--- TASK REQUIREMENTS ---
Pictures aside, repeat every entry exactly.

--- DATA TO PROCESS ---
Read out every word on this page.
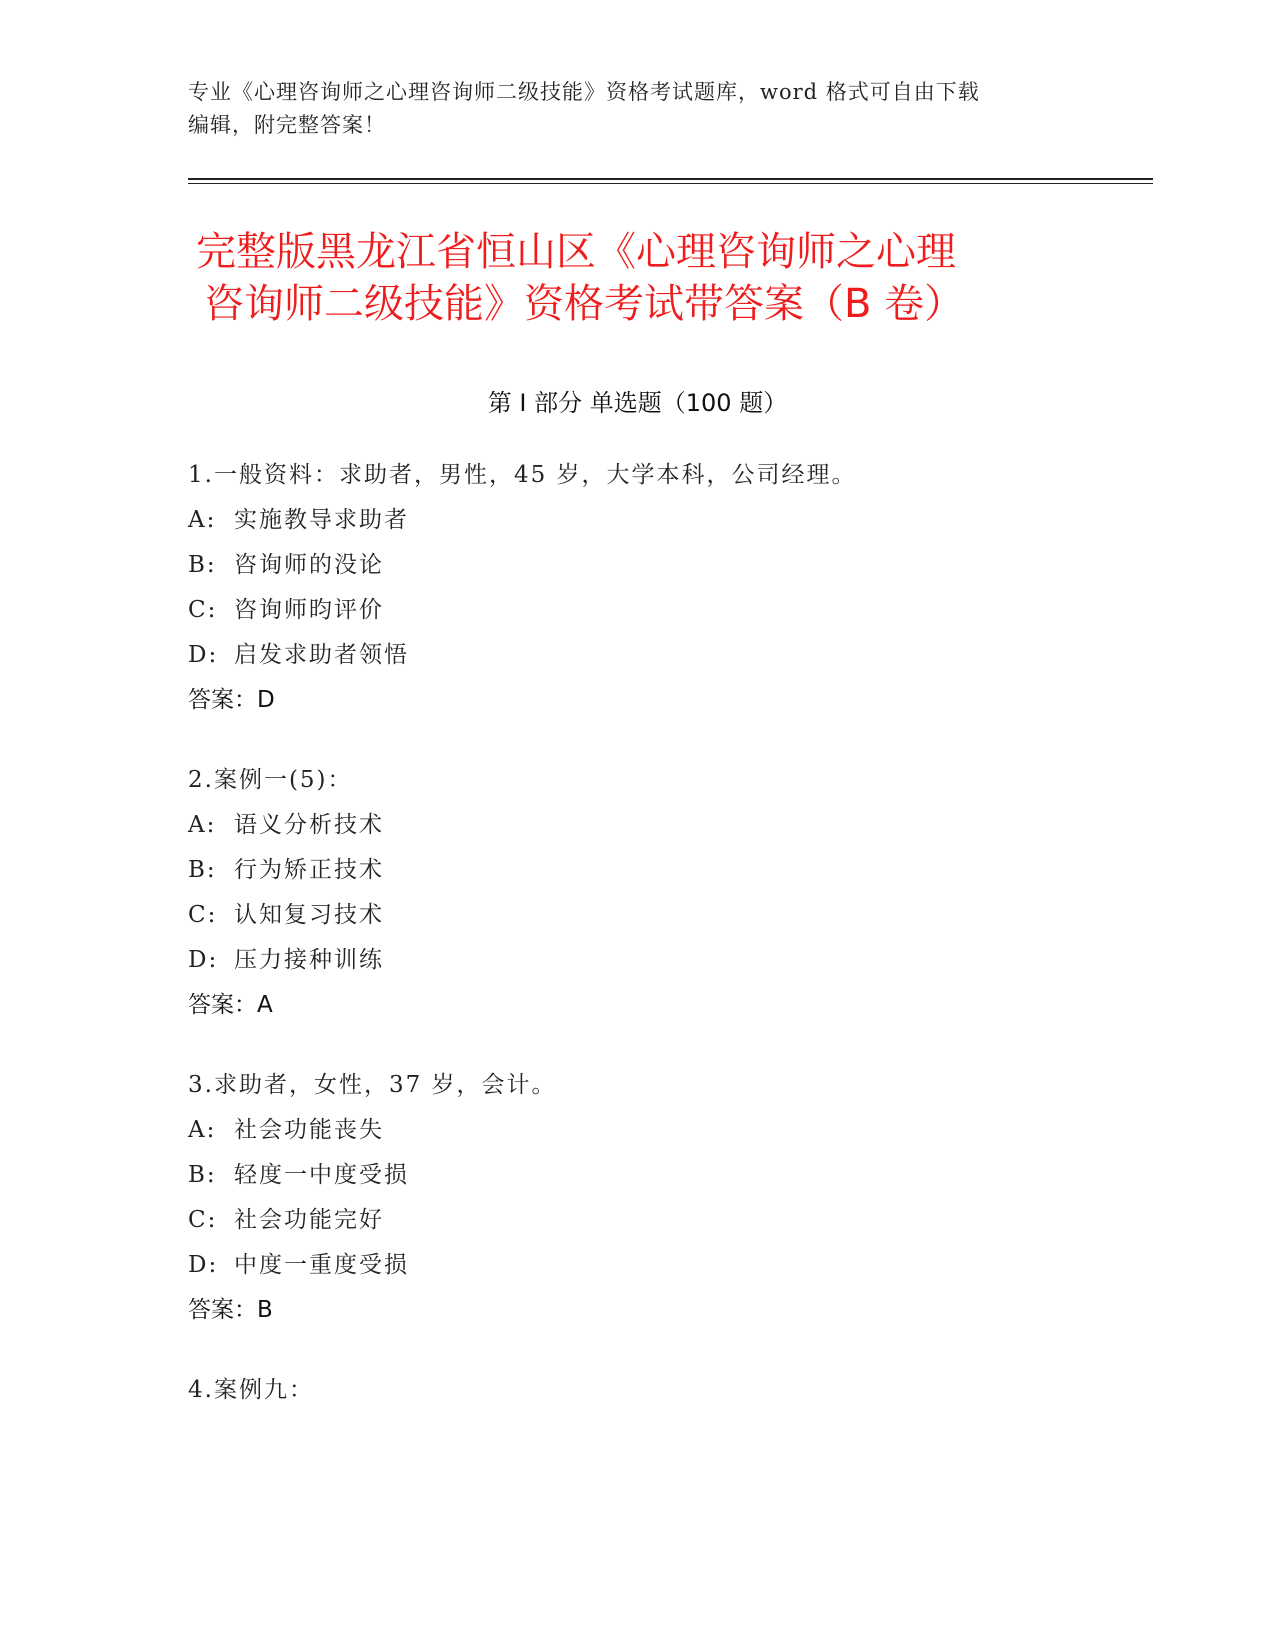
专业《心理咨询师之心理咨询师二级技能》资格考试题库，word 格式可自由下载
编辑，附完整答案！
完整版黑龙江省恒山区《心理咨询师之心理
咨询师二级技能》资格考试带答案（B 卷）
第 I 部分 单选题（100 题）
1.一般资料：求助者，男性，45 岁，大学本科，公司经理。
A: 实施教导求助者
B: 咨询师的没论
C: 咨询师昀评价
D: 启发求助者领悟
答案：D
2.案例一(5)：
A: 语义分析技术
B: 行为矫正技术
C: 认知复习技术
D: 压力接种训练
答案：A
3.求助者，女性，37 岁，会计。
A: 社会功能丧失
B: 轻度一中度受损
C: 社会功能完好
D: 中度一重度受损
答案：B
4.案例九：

--- FINISHED EXERCISE ---
Read out every word on this page.
专业《心理咨询师之心理咨询师二级技能》资格考试题库，word 格式可自由下载
编辑，附完整答案！
完整版黑龙江省恒山区《心理咨询师之心理
咨询师二级技能》资格考试带答案（B 卷）
第 I 部分 单选题（100 题）
1.一般资料：求助者，男性，45 岁，大学本科，公司经理。
A: 实施教导求助者
B: 咨询师的没论
C: 咨询师昀评价
D: 启发求助者领悟
答案：D
2.案例一(5)：
A: 语义分析技术
B: 行为矫正技术
C: 认知复习技术
D: 压力接种训练
答案：A
3.求助者，女性，37 岁，会计。
A: 社会功能丧失
B: 轻度一中度受损
C: 社会功能完好
D: 中度一重度受损
答案：B
4.案例九：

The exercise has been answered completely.